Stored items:
=-=-=

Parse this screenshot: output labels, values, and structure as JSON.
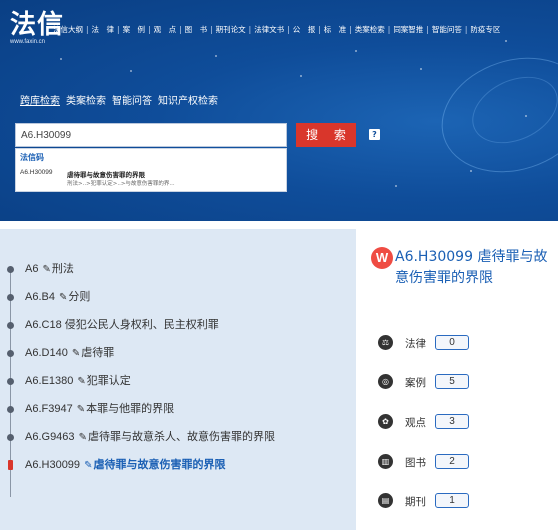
{
  "header": {
    "logo_text": "法信",
    "logo_url": "www.faxin.cn",
    "nav": [
      "法信大纲",
      "法　律",
      "案　例",
      "观　点",
      "图　书",
      "期刊论文",
      "法律文书",
      "公　报",
      "标　准",
      "类案检索",
      "同案智推",
      "智能问答",
      "防疫专区"
    ],
    "sub_tabs": [
      "跨库检索",
      "类案检索",
      "智能问答",
      "知识产权检索"
    ],
    "active_sub_tab": "跨库检索"
  },
  "search": {
    "value": "A6.H30099",
    "button_label": "搜 索",
    "help_label": "?"
  },
  "suggestion": {
    "heading": "法信码",
    "code": "A6.H30099",
    "title": "虐待罪与故意伤害罪的界限",
    "path": "刑法>..>犯罪认定>..>与故意伤害罪的界..."
  },
  "tree": [
    {
      "code": "A6",
      "label": "刑法",
      "active": false
    },
    {
      "code": "A6.B4",
      "label": "分则",
      "active": false
    },
    {
      "code": "A6.C18",
      "label": "侵犯公民人身权利、民主权利罪",
      "active": false,
      "pencil": false
    },
    {
      "code": "A6.D140",
      "label": "虐待罪",
      "active": false
    },
    {
      "code": "A6.E1380",
      "label": "犯罪认定",
      "active": false
    },
    {
      "code": "A6.F3947",
      "label": "本罪与他罪的界限",
      "active": false
    },
    {
      "code": "A6.G9463",
      "label": "虐待罪与故意杀人、故意伤害罪的界限",
      "active": false
    },
    {
      "code": "A6.H30099",
      "label": "虐待罪与故意伤害罪的界限",
      "active": true
    }
  ],
  "side": {
    "title": "A6.H30099 虐待罪与故意伤害罪的界限",
    "stats": [
      {
        "label": "法律",
        "count": "0",
        "icon": "scale-icon"
      },
      {
        "label": "案例",
        "count": "5",
        "icon": "case-icon"
      },
      {
        "label": "观点",
        "count": "3",
        "icon": "opinion-icon"
      },
      {
        "label": "图书",
        "count": "2",
        "icon": "book-icon"
      },
      {
        "label": "期刊",
        "count": "1",
        "icon": "journal-icon"
      }
    ]
  },
  "colors": {
    "banner": "#0f4d9a",
    "accent_red": "#d9362b",
    "link_blue": "#1a5fb4",
    "tree_bg": "#dde8f4"
  }
}
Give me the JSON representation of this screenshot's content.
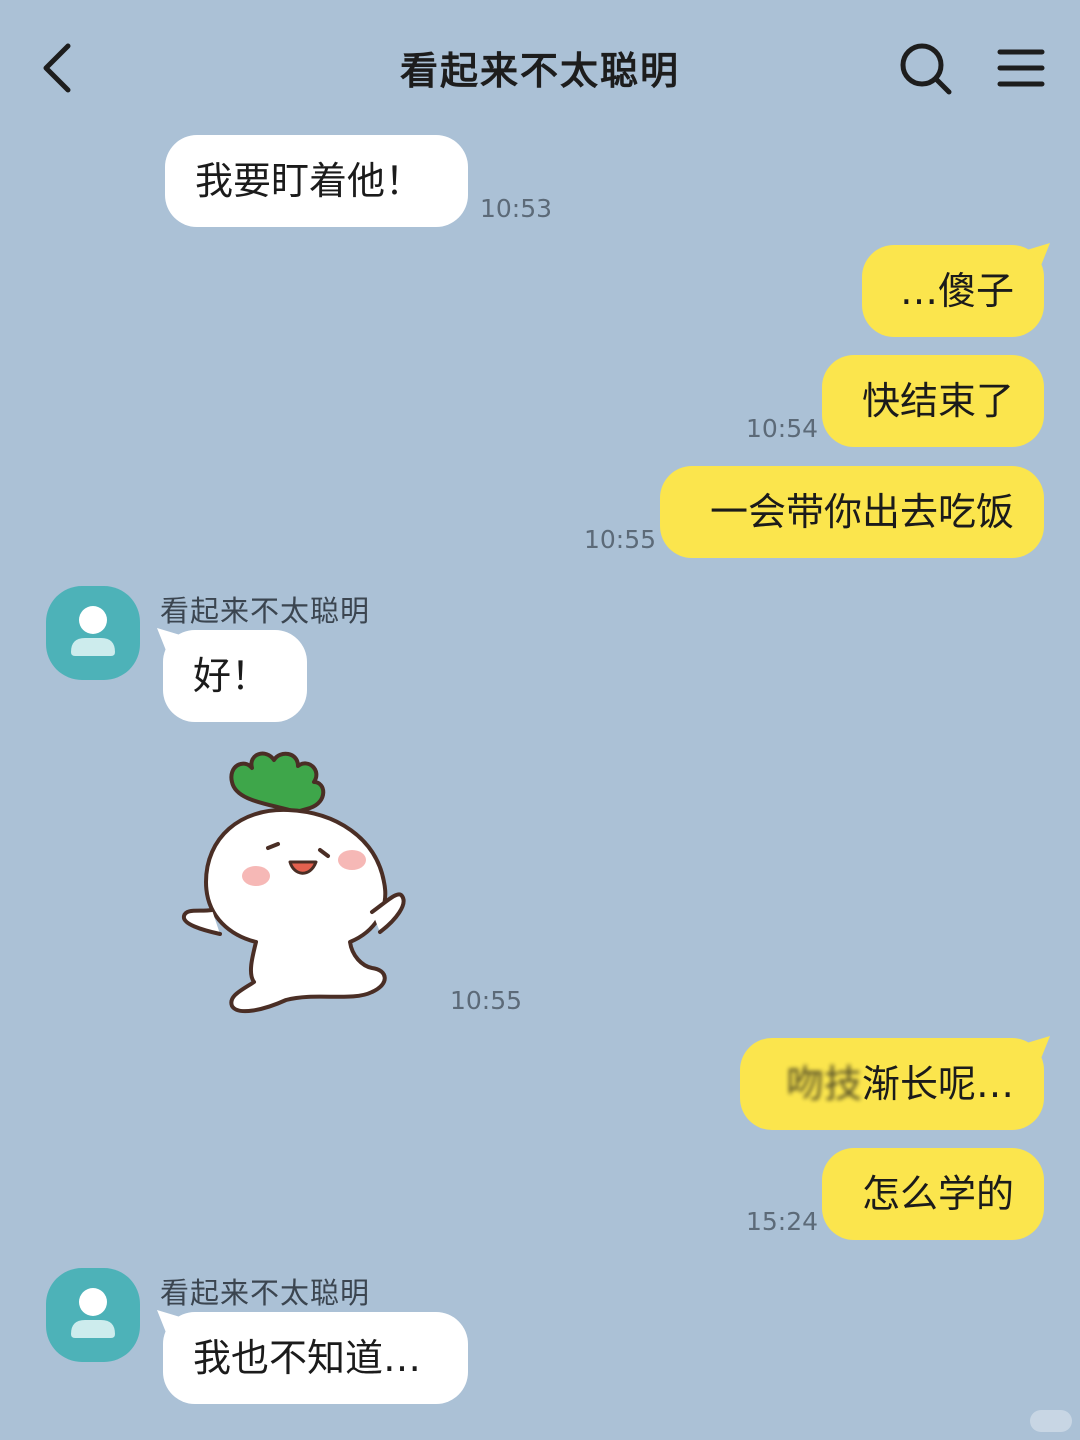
{
  "header": {
    "title": "看起来不太聪明",
    "back_icon": "chevron-left-icon",
    "search_icon": "search-icon",
    "menu_icon": "menu-icon"
  },
  "messages": [
    {
      "direction": "in",
      "text": "我要盯着他！",
      "time": "10:53"
    },
    {
      "direction": "out",
      "text": "…傻子"
    },
    {
      "direction": "out",
      "text": "快结束了",
      "time": "10:54"
    },
    {
      "direction": "out",
      "text": "一会带你出去吃饭",
      "time": "10:55"
    },
    {
      "direction": "in",
      "sender": "看起来不太聪明",
      "text": "好！"
    },
    {
      "direction": "in",
      "type": "sticker",
      "sticker": "radish-sticker",
      "time": "10:55"
    },
    {
      "direction": "out",
      "text_blurred": "吻技",
      "text": "渐长呢…"
    },
    {
      "direction": "out",
      "text": "怎么学的",
      "time": "15:24"
    },
    {
      "direction": "in",
      "sender": "看起来不太聪明",
      "text": "我也不知道…"
    }
  ],
  "colors": {
    "background": "#abc1d6",
    "incoming_bubble": "#ffffff",
    "outgoing_bubble": "#fbe54d",
    "avatar": "#4db2b8"
  }
}
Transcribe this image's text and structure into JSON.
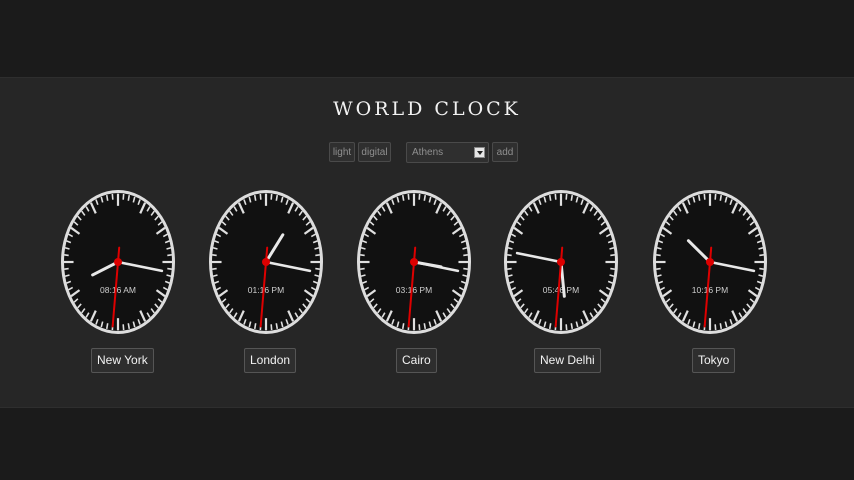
{
  "title": "WORLD CLOCK",
  "controls": {
    "light_label": "light",
    "digital_label": "digital",
    "city_select_value": "Athens",
    "add_label": "add"
  },
  "clocks": [
    {
      "city": "New York",
      "time": "08:16 AM",
      "hour": 8,
      "minute": 16,
      "second": 31
    },
    {
      "city": "London",
      "time": "01:16 PM",
      "hour": 13,
      "minute": 16,
      "second": 31
    },
    {
      "city": "Cairo",
      "time": "03:16 PM",
      "hour": 15,
      "minute": 16,
      "second": 31
    },
    {
      "city": "New Delhi",
      "time": "05:46 PM",
      "hour": 17,
      "minute": 46,
      "second": 31
    },
    {
      "city": "Tokyo",
      "time": "10:16 PM",
      "hour": 22,
      "minute": 16,
      "second": 31
    }
  ],
  "colors": {
    "face": "#111111",
    "rim": "#dddddd",
    "hands": "#e8e8e8",
    "second_hand": "#dd0000"
  }
}
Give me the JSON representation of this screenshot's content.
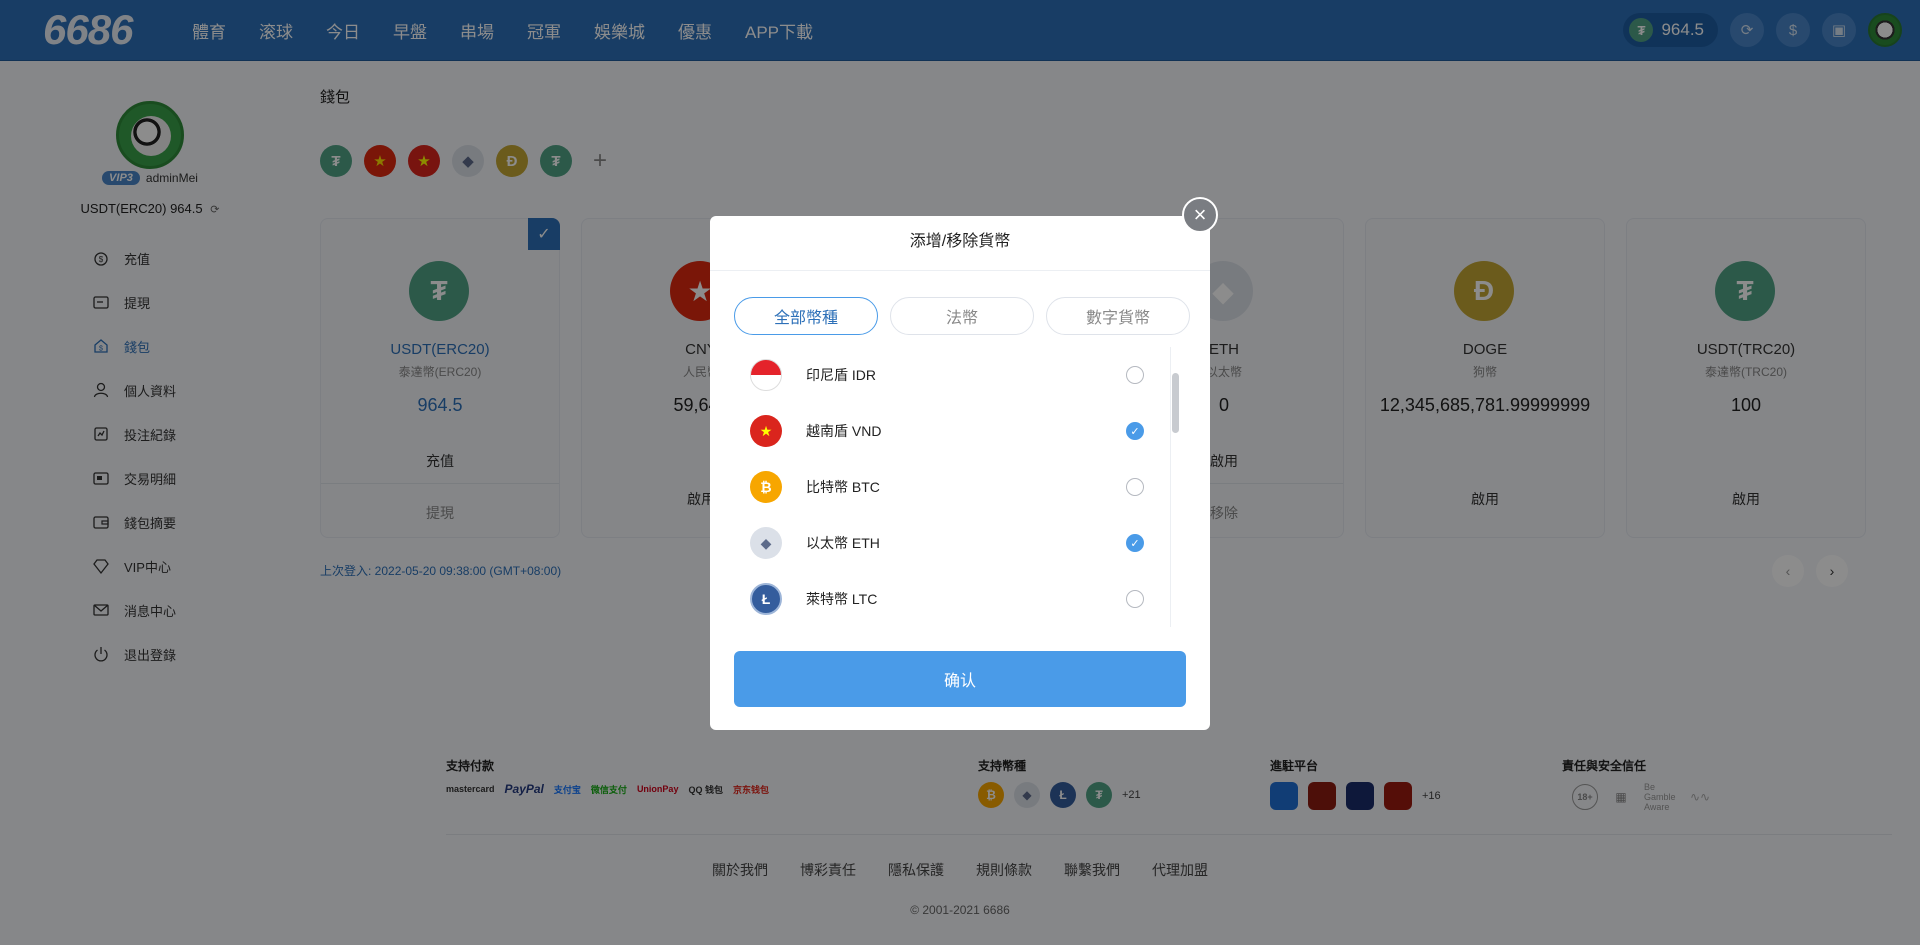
{
  "topbar": {
    "logo": "6686",
    "nav": [
      "體育",
      "滚球",
      "今日",
      "早盤",
      "串場",
      "冠軍",
      "娛樂城",
      "優惠",
      "APP下載"
    ],
    "balance": "964.5"
  },
  "sidebar": {
    "vip": "VIP3",
    "username": "adminMei",
    "balance_text": "USDT(ERC20) 964.5",
    "items": [
      {
        "label": "充值",
        "icon": "deposit-icon"
      },
      {
        "label": "提現",
        "icon": "withdraw-icon"
      },
      {
        "label": "錢包",
        "icon": "wallet-icon",
        "active": true
      },
      {
        "label": "個人資料",
        "icon": "user-icon"
      },
      {
        "label": "投注紀錄",
        "icon": "bet-record-icon"
      },
      {
        "label": "交易明細",
        "icon": "transaction-icon"
      },
      {
        "label": "錢包摘要",
        "icon": "wallet-summary-icon"
      },
      {
        "label": "VIP中心",
        "icon": "vip-icon"
      },
      {
        "label": "消息中心",
        "icon": "mail-icon"
      },
      {
        "label": "退出登錄",
        "icon": "logout-icon"
      }
    ]
  },
  "main": {
    "title": "錢包",
    "cards": [
      {
        "name": "USDT(ERC20)",
        "sub": "泰達幣(ERC20)",
        "value": "964.5",
        "act1": "充值",
        "act2": "提現"
      },
      {
        "name": "CNY",
        "sub": "人民幣",
        "value": "59,648",
        "single": "啟用"
      },
      {
        "name": "ETH",
        "sub": "以太幣",
        "value": "0",
        "act1": "啟用",
        "act2": "移除"
      },
      {
        "name": "DOGE",
        "sub": "狗幣",
        "value": "12,345,685,781.99999999",
        "single": "啟用"
      },
      {
        "name": "USDT(TRC20)",
        "sub": "泰達幣(TRC20)",
        "value": "100",
        "single": "啟用"
      }
    ],
    "last_login": "上次登入: 2022-05-20 09:38:00 (GMT+08:00)"
  },
  "footer": {
    "payments_title": "支持付款",
    "payments": [
      "mastercard",
      "PayPal",
      "支付宝",
      "微信支付",
      "UnionPay",
      "QQ 钱包",
      "京东钱包"
    ],
    "coins_title": "支持幣種",
    "coins_more": "+21",
    "platforms_title": "進駐平台",
    "platforms_more": "+16",
    "trust_title": "責任與安全信任",
    "trust": [
      "18+",
      "Be Gamble Aware"
    ],
    "links": [
      "關於我們",
      "博彩責任",
      "隱私保護",
      "規則條款",
      "聯繫我們",
      "代理加盟"
    ],
    "copyright": "© 2001-2021 6686"
  },
  "modal": {
    "title": "添增/移除貨幣",
    "tabs": [
      "全部幣種",
      "法幣",
      "數字貨幣"
    ],
    "rows": [
      {
        "label": "印尼盾 IDR",
        "checked": false
      },
      {
        "label": "越南盾 VND",
        "checked": true
      },
      {
        "label": "比特幣 BTC",
        "checked": false
      },
      {
        "label": "以太幣 ETH",
        "checked": true
      },
      {
        "label": "萊特幣 LTC",
        "checked": false
      }
    ],
    "confirm": "确认"
  }
}
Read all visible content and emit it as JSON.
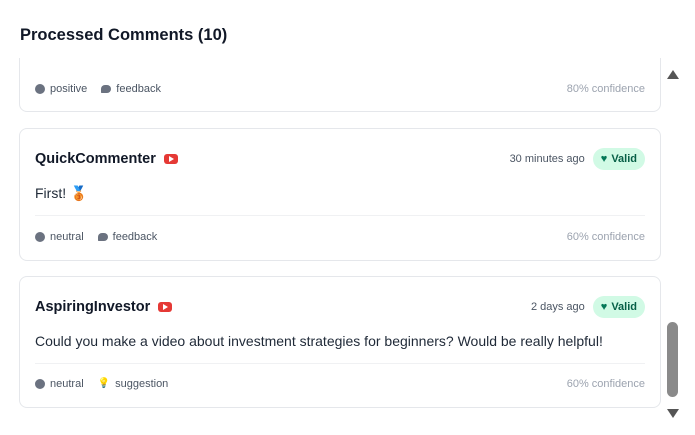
{
  "header": {
    "title": "Processed Comments (10)"
  },
  "comments": [
    {
      "sentiment": "positive",
      "category": "feedback",
      "confidence": "80% confidence"
    },
    {
      "author": "QuickCommenter",
      "platform_icon": "youtube-icon",
      "time": "30 minutes ago",
      "status": "Valid",
      "text": "First! 🥉",
      "sentiment": "neutral",
      "category": "feedback",
      "category_icon": "chat-bubble-icon",
      "confidence": "60% confidence"
    },
    {
      "author": "AspiringInvestor",
      "platform_icon": "youtube-icon",
      "time": "2 days ago",
      "status": "Valid",
      "text": "Could you make a video about investment strategies for beginners? Would be really helpful!",
      "sentiment": "neutral",
      "category": "suggestion",
      "category_icon": "lightbulb-icon",
      "confidence": "60% confidence"
    }
  ],
  "colors": {
    "valid_bg": "#d1fae5",
    "valid_text": "#065f46",
    "youtube": "#e53935"
  }
}
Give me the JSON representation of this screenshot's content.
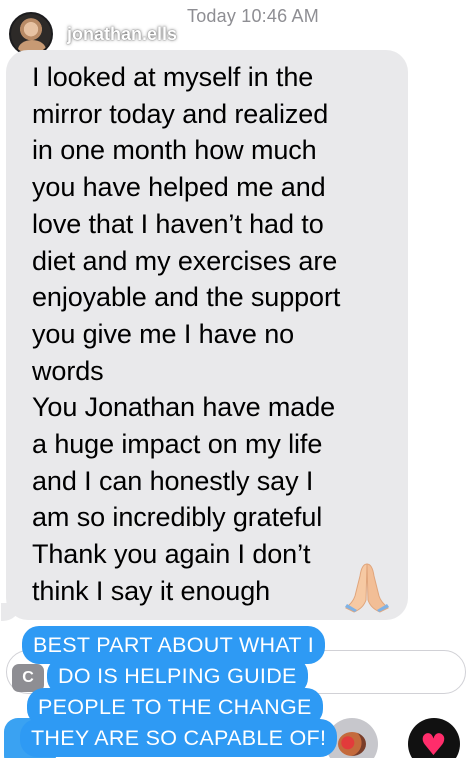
{
  "header": {
    "timestamp": "Today 10:46 AM",
    "username": "jonathan.ells"
  },
  "message": {
    "lines": [
      "I looked at myself in the",
      "mirror today and realized",
      "in one month how much",
      "you have helped me and",
      "love that I haven’t had to",
      "diet and my exercises are",
      "enjoyable and the support",
      "you give me I have no",
      "words",
      "You Jonathan have made",
      "a huge impact on my life",
      "and I can honestly say I",
      "am so incredibly grateful",
      "Thank you again I don’t",
      "think I say it enough"
    ],
    "emoji": "praying-hands-emoji"
  },
  "caption": {
    "lines": [
      "BEST PART ABOUT WHAT I",
      "DO IS HELPING GUIDE",
      "PEOPLE TO THE CHANGE",
      "THEY ARE SO CAPABLE OF!"
    ],
    "color": "#2e9af4"
  },
  "input_bar": {
    "camera_icon": "camera-icon"
  },
  "colors": {
    "bubble": "#e9e9eb",
    "timestamp": "#8e8e93",
    "caption_background": "#2e9af4"
  }
}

=-=-=

Challenge
Extract every line above containing the word "structure".

Written answer
Parse this screenshot: output labels, values, and structure as JSON.
Transcribe this image's text and structure into JSON.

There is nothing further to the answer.